> _TASK TO COMPLETE_:
Extract from the listing each line in which the word "placeholder" appears.

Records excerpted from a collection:
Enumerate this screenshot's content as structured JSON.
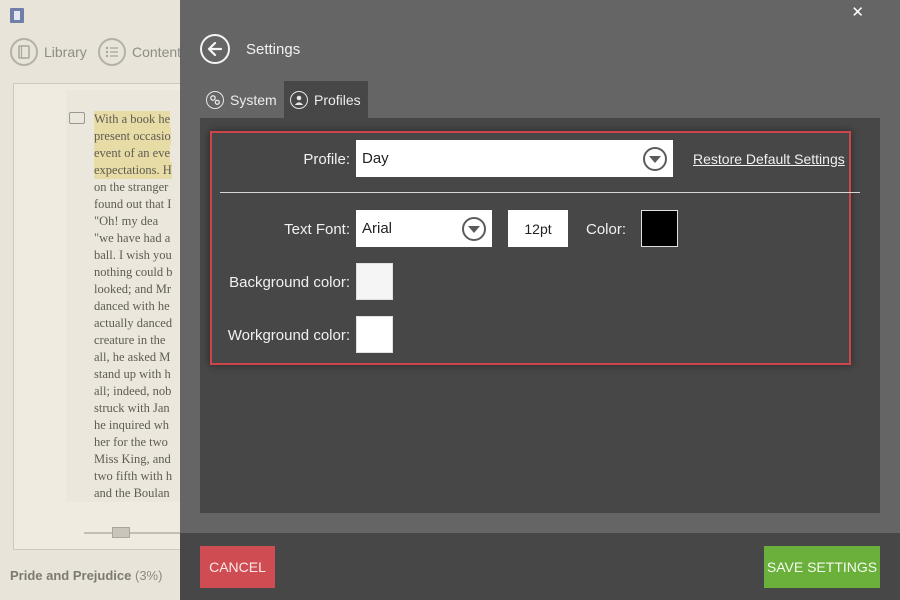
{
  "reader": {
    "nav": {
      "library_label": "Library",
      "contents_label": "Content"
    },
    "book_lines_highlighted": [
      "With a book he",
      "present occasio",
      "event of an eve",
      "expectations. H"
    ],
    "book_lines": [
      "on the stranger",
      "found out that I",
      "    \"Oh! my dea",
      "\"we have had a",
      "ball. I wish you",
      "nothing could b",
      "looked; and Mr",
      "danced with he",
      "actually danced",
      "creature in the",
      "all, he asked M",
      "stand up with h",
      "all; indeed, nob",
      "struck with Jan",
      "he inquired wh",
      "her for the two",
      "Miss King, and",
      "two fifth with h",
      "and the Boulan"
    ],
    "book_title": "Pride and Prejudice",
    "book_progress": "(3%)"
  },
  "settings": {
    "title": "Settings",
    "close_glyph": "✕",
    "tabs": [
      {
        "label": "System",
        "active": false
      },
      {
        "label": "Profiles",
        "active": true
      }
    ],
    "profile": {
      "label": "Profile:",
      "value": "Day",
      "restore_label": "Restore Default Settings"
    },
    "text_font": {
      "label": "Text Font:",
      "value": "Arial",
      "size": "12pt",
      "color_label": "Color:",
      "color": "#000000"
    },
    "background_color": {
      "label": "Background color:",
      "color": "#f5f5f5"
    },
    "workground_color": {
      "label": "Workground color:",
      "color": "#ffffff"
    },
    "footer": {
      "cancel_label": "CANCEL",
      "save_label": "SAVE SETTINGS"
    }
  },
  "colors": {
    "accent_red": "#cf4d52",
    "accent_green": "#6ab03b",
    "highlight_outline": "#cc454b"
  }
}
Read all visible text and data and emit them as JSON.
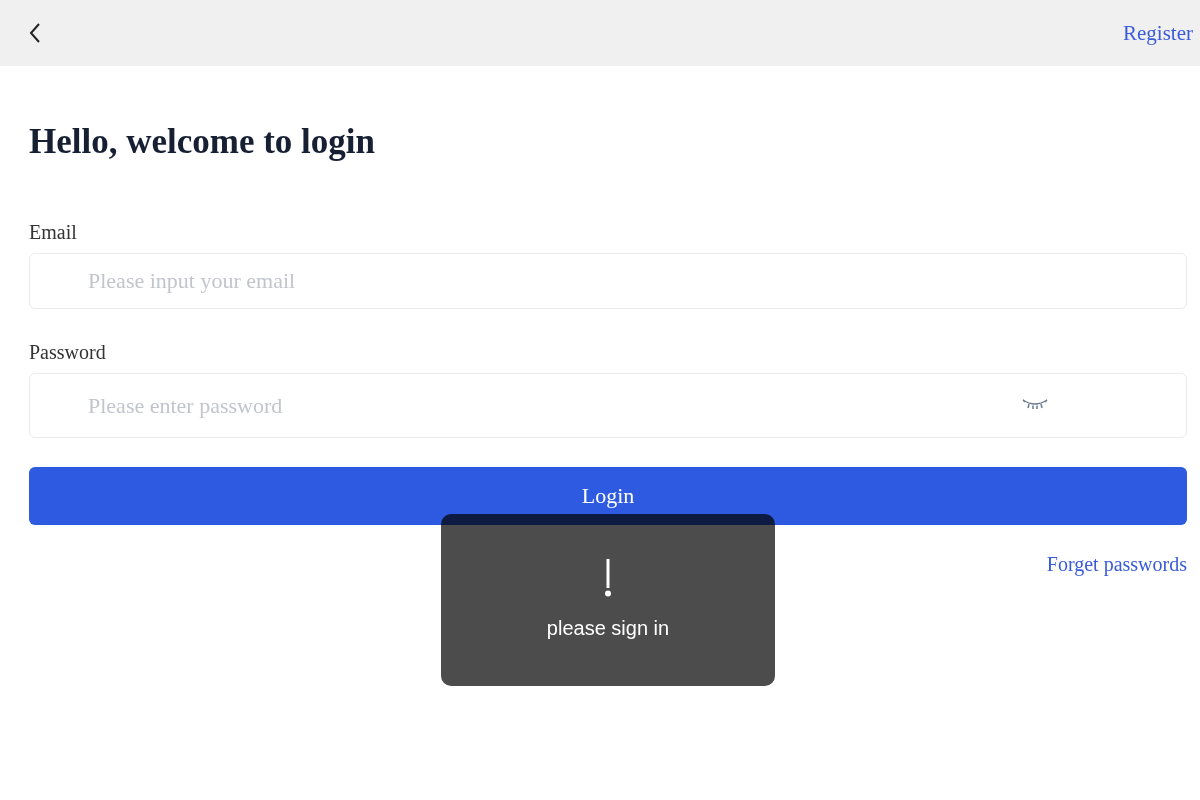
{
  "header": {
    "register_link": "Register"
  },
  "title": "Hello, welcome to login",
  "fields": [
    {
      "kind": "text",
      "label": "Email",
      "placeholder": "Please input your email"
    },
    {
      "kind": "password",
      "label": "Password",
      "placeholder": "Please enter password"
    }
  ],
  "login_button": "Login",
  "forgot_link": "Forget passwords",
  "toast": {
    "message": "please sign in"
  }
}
* * *
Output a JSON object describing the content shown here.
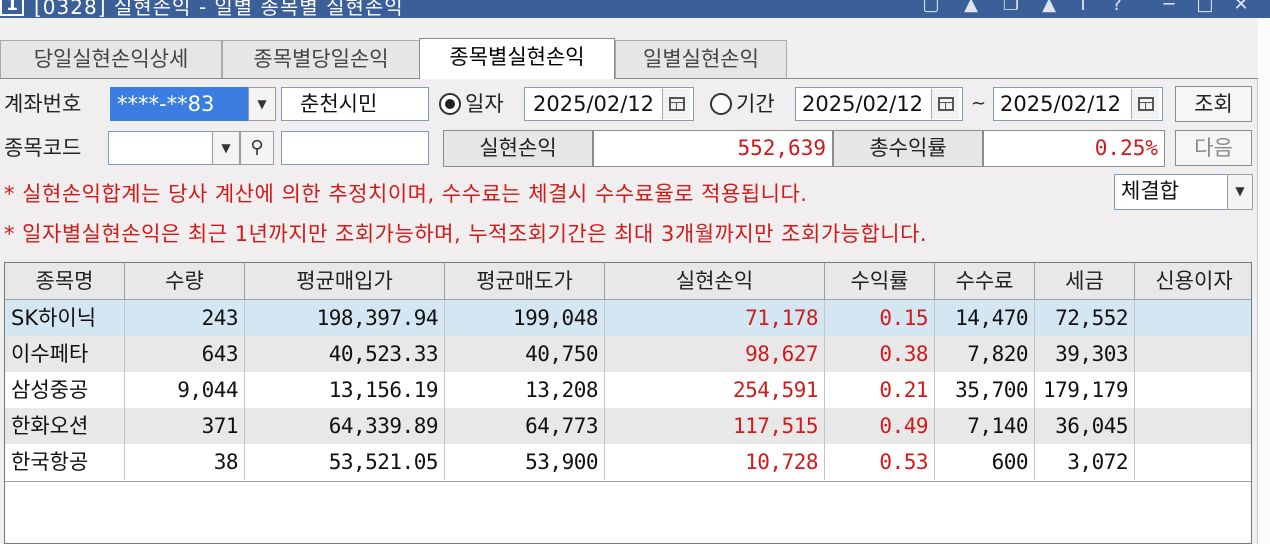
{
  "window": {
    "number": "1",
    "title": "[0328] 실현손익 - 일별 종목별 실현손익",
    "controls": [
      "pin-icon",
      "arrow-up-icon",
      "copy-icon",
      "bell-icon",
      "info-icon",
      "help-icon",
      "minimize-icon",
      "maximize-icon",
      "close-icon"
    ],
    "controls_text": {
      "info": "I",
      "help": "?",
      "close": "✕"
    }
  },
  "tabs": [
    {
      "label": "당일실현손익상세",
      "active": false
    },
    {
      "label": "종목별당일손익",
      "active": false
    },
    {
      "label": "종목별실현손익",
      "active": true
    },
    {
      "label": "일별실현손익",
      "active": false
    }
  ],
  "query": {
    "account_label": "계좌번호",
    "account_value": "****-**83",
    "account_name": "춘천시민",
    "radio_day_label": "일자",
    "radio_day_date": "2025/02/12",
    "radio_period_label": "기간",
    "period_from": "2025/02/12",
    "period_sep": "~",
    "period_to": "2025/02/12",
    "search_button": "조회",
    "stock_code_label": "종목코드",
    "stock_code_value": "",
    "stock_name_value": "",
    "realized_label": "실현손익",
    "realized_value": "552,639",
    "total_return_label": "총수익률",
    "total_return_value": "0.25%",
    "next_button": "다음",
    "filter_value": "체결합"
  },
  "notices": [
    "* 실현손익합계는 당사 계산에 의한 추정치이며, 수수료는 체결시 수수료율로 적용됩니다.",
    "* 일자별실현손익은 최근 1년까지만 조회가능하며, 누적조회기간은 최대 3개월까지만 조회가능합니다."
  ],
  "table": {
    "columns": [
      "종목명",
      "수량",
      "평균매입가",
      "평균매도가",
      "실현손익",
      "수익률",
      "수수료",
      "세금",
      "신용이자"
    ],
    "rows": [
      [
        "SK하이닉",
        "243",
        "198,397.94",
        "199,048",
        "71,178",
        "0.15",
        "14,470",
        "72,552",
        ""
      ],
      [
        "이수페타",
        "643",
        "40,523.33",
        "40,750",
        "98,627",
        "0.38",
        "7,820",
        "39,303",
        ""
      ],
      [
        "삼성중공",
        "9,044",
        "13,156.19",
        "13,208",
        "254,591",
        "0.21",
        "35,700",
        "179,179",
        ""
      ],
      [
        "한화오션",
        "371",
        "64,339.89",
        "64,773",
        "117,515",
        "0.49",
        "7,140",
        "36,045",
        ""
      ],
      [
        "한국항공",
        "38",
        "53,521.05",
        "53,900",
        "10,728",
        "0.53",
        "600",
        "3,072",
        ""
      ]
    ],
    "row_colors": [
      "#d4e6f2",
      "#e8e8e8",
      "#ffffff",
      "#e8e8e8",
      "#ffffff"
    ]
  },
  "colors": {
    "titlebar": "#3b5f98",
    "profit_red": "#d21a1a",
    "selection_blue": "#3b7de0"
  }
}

> _FULL SOLUTION_:
      "placeholder": "Please input your email"
      "placeholder": "Please enter password"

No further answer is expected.